======== RECORDED INFORMATION ========
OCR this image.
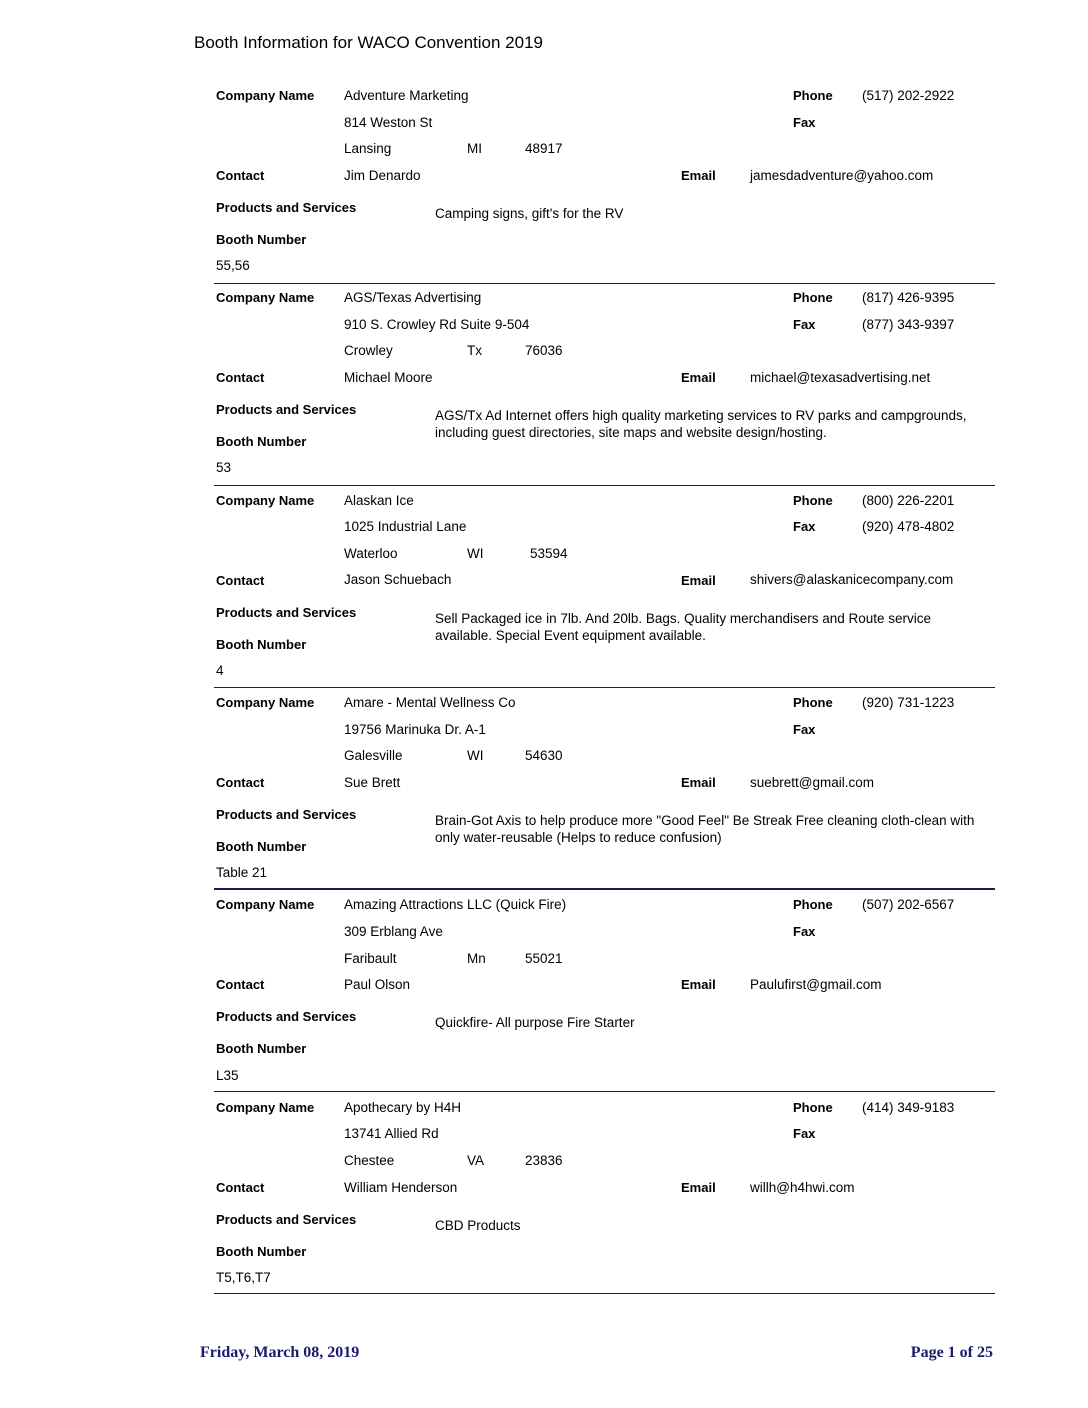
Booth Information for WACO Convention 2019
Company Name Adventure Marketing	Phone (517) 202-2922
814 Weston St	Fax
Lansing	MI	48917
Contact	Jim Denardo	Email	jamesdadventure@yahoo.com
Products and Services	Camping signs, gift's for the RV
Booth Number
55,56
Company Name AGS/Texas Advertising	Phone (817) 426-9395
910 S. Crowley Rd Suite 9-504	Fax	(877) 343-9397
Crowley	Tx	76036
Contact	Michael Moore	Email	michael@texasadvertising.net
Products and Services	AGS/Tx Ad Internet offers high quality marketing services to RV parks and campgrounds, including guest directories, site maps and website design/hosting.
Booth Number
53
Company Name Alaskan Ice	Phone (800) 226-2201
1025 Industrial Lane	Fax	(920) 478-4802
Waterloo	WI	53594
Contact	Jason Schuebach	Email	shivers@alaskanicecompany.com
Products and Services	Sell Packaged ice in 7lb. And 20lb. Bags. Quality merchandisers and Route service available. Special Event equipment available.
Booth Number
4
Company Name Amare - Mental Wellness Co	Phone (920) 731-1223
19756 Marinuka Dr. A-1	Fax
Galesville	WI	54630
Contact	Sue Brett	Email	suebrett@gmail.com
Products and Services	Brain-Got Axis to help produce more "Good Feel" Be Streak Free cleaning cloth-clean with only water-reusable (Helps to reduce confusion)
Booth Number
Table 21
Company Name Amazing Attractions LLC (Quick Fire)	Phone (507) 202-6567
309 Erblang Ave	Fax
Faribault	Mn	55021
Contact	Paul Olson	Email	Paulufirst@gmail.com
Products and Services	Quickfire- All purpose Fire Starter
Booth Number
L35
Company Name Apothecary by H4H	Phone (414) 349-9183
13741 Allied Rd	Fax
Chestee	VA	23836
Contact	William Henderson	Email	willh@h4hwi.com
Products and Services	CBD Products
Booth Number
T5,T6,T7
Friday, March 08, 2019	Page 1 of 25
========
======== RECORDED INFORMATION ========
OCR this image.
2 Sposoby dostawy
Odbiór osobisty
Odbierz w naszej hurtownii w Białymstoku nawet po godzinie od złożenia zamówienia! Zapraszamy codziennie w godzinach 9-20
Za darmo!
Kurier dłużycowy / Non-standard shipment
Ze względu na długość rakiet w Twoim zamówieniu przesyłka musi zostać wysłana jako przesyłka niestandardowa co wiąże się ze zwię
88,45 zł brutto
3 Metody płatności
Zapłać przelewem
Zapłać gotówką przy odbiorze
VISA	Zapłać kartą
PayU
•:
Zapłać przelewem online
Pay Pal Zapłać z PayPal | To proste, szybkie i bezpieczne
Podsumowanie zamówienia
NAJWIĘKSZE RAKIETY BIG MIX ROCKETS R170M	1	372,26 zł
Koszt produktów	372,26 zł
========
======== RECORDED INFORMATION ========
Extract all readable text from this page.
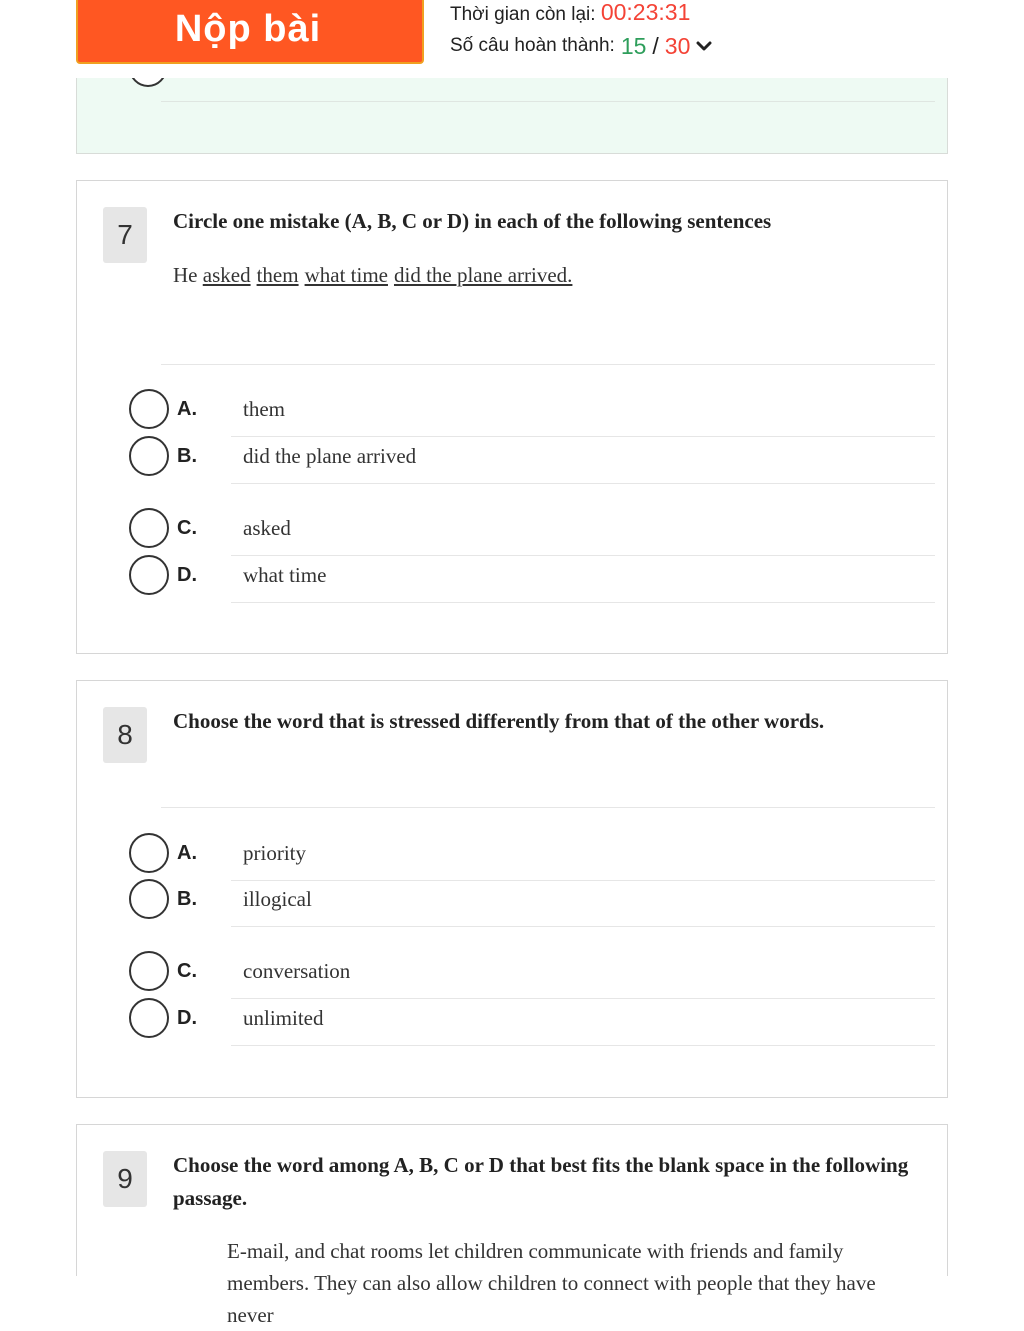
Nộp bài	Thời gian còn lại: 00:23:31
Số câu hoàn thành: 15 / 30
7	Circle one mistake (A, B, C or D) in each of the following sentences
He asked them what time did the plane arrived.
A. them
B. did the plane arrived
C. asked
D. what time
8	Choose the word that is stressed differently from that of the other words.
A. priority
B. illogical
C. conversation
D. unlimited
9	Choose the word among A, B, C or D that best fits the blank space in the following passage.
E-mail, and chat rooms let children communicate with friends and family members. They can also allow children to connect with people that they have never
========
Go through the material line by line. Show each line that contains the string "what".

He asked them what time did the plane arrived.
D. what time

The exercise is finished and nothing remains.